◆ Stated goal
Copy out every line of the data exactly.

▬▬▬▬▬▬

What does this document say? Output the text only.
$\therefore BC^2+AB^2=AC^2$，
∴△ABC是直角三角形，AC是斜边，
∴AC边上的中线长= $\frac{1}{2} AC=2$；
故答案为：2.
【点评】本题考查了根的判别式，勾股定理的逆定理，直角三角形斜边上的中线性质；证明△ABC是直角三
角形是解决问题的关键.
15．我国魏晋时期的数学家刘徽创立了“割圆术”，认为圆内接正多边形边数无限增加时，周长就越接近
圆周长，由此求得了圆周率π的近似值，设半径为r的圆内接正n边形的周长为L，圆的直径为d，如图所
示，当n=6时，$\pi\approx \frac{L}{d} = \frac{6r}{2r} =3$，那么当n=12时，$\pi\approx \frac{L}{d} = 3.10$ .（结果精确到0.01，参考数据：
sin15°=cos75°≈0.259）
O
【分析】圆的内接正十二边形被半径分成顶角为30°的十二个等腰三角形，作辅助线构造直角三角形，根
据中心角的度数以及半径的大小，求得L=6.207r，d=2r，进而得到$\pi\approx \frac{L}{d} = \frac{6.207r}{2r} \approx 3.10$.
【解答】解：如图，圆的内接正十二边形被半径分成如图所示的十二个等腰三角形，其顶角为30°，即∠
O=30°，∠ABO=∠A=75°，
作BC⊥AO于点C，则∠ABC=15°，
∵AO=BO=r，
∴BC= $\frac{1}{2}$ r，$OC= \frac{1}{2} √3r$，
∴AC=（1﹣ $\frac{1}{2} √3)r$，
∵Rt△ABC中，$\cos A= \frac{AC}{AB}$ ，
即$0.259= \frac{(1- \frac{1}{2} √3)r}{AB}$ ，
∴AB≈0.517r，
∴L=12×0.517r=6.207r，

▬▬▬▬▬▬

◆ Answer below
What does this document say? Output the text only.
$\therefore BC^2+AB^2=AC^2$，
∴△ABC是直角三角形，AC是斜边，
∴AC边上的中线长= $\frac{1}{2} AC=2$；
故答案为：2.
【点评】本题考查了根的判别式，勾股定理的逆定理，直角三角形斜边上的中线性质；证明△ABC是直角三
角形是解决问题的关键.
15．我国魏晋时期的数学家刘徽创立了“割圆术”，认为圆内接正多边形边数无限增加时，周长就越接近
圆周长，由此求得了圆周率π的近似值，设半径为r的圆内接正n边形的周长为L，圆的直径为d，如图所
示，当n=6时，$\pi\approx \frac{L}{d} = \frac{6r}{2r} =3$，那么当n=12时，$\pi\approx \frac{L}{d} = 3.10$ .（结果精确到0.01，参考数据：
sin15°=cos75°≈0.259）
O
【分析】圆的内接正十二边形被半径分成顶角为30°的十二个等腰三角形，作辅助线构造直角三角形，根
据中心角的度数以及半径的大小，求得L=6.207r，d=2r，进而得到$\pi\approx \frac{L}{d} = \frac{6.207r}{2r} \approx 3.10$.
【解答】解：如图，圆的内接正十二边形被半径分成如图所示的十二个等腰三角形，其顶角为30°，即∠
O=30°，∠ABO=∠A=75°，
作BC⊥AO于点C，则∠ABC=15°，
∵AO=BO=r，
∴BC= $\frac{1}{2}$ r，$OC= \frac{1}{2} √3r$，
∴AC=（1﹣ $\frac{1}{2} √3)r$，
∵Rt△ABC中，$\cos A= \frac{AC}{AB}$ ，
即$0.259= \frac{(1- \frac{1}{2} √3)r}{AB}$ ，
∴AB≈0.517r，
∴L=12×0.517r=6.207r，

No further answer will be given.